** Start DATASET EXTRACT **

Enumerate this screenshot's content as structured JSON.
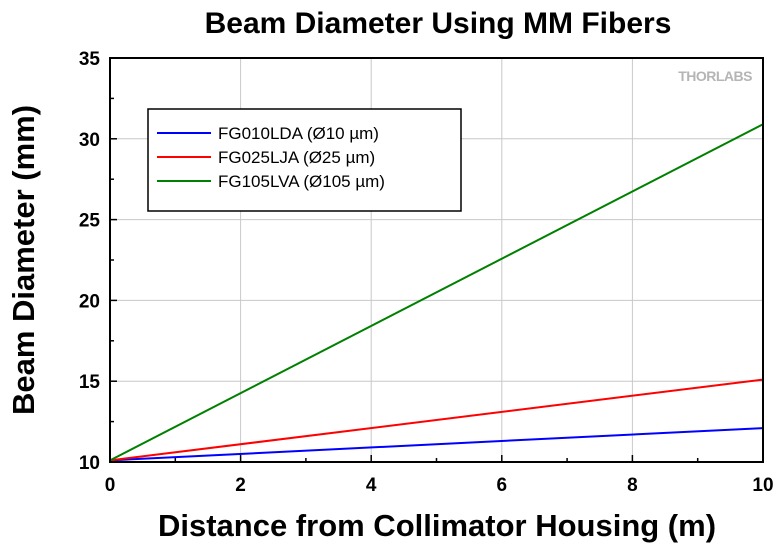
{
  "chart_data": {
    "type": "line",
    "title": "Beam Diameter Using MM Fibers",
    "xlabel": "Distance from Collimator Housing (m)",
    "ylabel": "Beam Diameter (mm)",
    "xlim": [
      0,
      10
    ],
    "ylim": [
      10,
      35
    ],
    "xticks": [
      0,
      2,
      4,
      6,
      8,
      10
    ],
    "yticks": [
      10,
      15,
      20,
      25,
      30,
      35
    ],
    "grid": true,
    "legend_position": "top-left",
    "series": [
      {
        "name": "FG010LDA (Ø10 µm)",
        "color": "#0000ff",
        "x": [
          0,
          10
        ],
        "y": [
          10.1,
          12.1
        ]
      },
      {
        "name": "FG025LJA (Ø25 µm)",
        "color": "#ff0000",
        "x": [
          0,
          10
        ],
        "y": [
          10.1,
          15.1
        ]
      },
      {
        "name": "FG105LVA (Ø105 µm)",
        "color": "#008000",
        "x": [
          0,
          10
        ],
        "y": [
          10.1,
          30.9
        ]
      }
    ]
  },
  "logo": {
    "text": "THORLABS"
  }
}
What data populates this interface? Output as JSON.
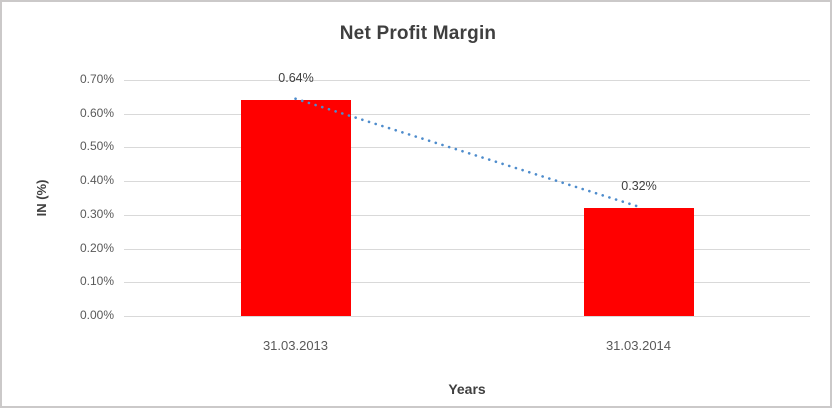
{
  "chart_data": {
    "type": "bar",
    "title": "Net Profit Margin",
    "xlabel": "Years",
    "ylabel": "IN (%)",
    "categories": [
      "31.03.2013",
      "31.03.2014"
    ],
    "series": [
      {
        "name": "Net Profit Margin",
        "values": [
          0.64,
          0.32
        ]
      }
    ],
    "data_labels": [
      "0.64%",
      "0.32%"
    ],
    "y_ticks": [
      "0.00%",
      "0.10%",
      "0.20%",
      "0.30%",
      "0.40%",
      "0.50%",
      "0.60%",
      "0.70%"
    ],
    "ylim": [
      0,
      0.7
    ],
    "grid": true,
    "legend_position": "none",
    "colors": {
      "bar": "#ff0000",
      "trendline": "#4e8ccc",
      "gridline": "#d9d9d9",
      "title_text": "#3f3f3f",
      "tick_text": "#595959",
      "data_label_text": "#404040"
    },
    "trendline": {
      "type": "linear",
      "style": "dotted",
      "from_value": 0.64,
      "to_value": 0.32
    }
  }
}
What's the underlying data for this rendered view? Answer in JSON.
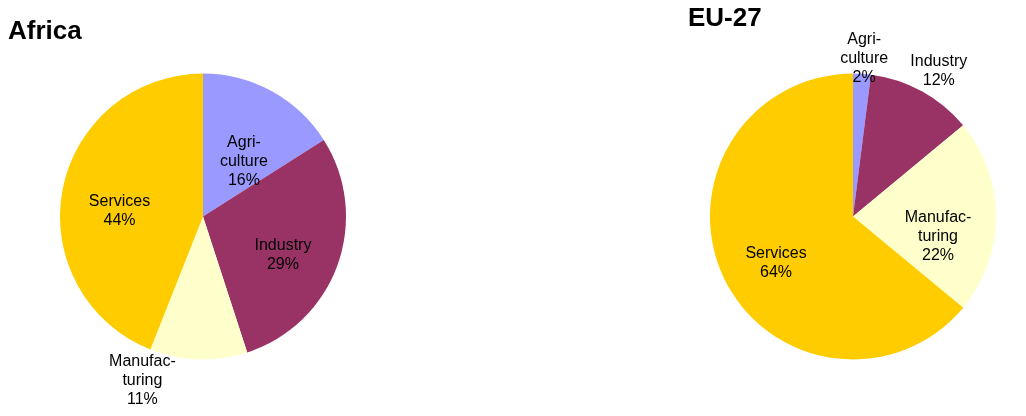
{
  "chart_data": [
    {
      "type": "pie",
      "title": "Africa",
      "categories": [
        "Agri-culture",
        "Industry",
        "Manufac-turing",
        "Services"
      ],
      "values": [
        16,
        29,
        11,
        44
      ],
      "colors": [
        "#9999ff",
        "#993366",
        "#ffffcc",
        "#ffcc00"
      ],
      "value_labels": [
        "16%",
        "29%",
        "11%",
        "44%"
      ],
      "legend": false
    },
    {
      "type": "pie",
      "title": "EU-27",
      "categories": [
        "Agri-culture",
        "Industry",
        "Manufac-turing",
        "Services"
      ],
      "values": [
        2,
        12,
        22,
        64
      ],
      "colors": [
        "#9999ff",
        "#993366",
        "#ffffcc",
        "#ffcc00"
      ],
      "value_labels": [
        "2%",
        "12%",
        "22%",
        "64%"
      ],
      "legend": false
    }
  ]
}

** End DATASET EXTRACT **

Copy every line of the data exactly as written, excluding the pictures.

SOLVED PROBLEM —
Enumerate this screenshot's content as structured JSON.
{
  "chart_data": {
    "type": "line",
    "title": "Beam Diameter Using MM Fibers",
    "xlabel": "Distance from Collimator Housing (m)",
    "ylabel": "Beam Diameter (mm)",
    "xlim": [
      0,
      10
    ],
    "ylim": [
      10,
      35
    ],
    "xticks": [
      0,
      2,
      4,
      6,
      8,
      10
    ],
    "yticks": [
      10,
      15,
      20,
      25,
      30,
      35
    ],
    "grid": true,
    "legend_position": "top-left",
    "series": [
      {
        "name": "FG010LDA (Ø10 µm)",
        "color": "#0000ff",
        "x": [
          0,
          10
        ],
        "y": [
          10.1,
          12.1
        ]
      },
      {
        "name": "FG025LJA (Ø25 µm)",
        "color": "#ff0000",
        "x": [
          0,
          10
        ],
        "y": [
          10.1,
          15.1
        ]
      },
      {
        "name": "FG105LVA (Ø105 µm)",
        "color": "#008000",
        "x": [
          0,
          10
        ],
        "y": [
          10.1,
          30.9
        ]
      }
    ]
  },
  "logo": {
    "text": "THORLABS"
  }
}
What data populates this interface? Output as JSON.
{
  "chart_data": {
    "type": "bar",
    "title": "Net Profit Margin",
    "xlabel": "Years",
    "ylabel": "IN (%)",
    "categories": [
      "31.03.2013",
      "31.03.2014"
    ],
    "series": [
      {
        "name": "Net Profit Margin",
        "values": [
          0.64,
          0.32
        ]
      }
    ],
    "data_labels": [
      "0.64%",
      "0.32%"
    ],
    "y_ticks": [
      "0.00%",
      "0.10%",
      "0.20%",
      "0.30%",
      "0.40%",
      "0.50%",
      "0.60%",
      "0.70%"
    ],
    "ylim": [
      0,
      0.7
    ],
    "grid": true,
    "legend_position": "none",
    "colors": {
      "bar": "#ff0000",
      "trendline": "#4e8ccc",
      "gridline": "#d9d9d9",
      "title_text": "#3f3f3f",
      "tick_text": "#595959",
      "data_label_text": "#404040"
    },
    "trendline": {
      "type": "linear",
      "style": "dotted",
      "from_value": 0.64,
      "to_value": 0.32
    }
  }
}
What's the underlying data for this rendered view? Answer in JSON.
{
  "chart_data": [
    {
      "type": "pie",
      "title": "Africa",
      "categories": [
        "Agri-culture",
        "Industry",
        "Manufac-turing",
        "Services"
      ],
      "values": [
        16,
        29,
        11,
        44
      ],
      "colors": [
        "#9999ff",
        "#993366",
        "#ffffcc",
        "#ffcc00"
      ],
      "value_labels": [
        "16%",
        "29%",
        "11%",
        "44%"
      ],
      "legend": false
    },
    {
      "type": "pie",
      "title": "EU-27",
      "categories": [
        "Agri-culture",
        "Industry",
        "Manufac-turing",
        "Services"
      ],
      "values": [
        2,
        12,
        22,
        64
      ],
      "colors": [
        "#9999ff",
        "#993366",
        "#ffffcc",
        "#ffcc00"
      ],
      "value_labels": [
        "2%",
        "12%",
        "22%",
        "64%"
      ],
      "legend": false
    }
  ]
}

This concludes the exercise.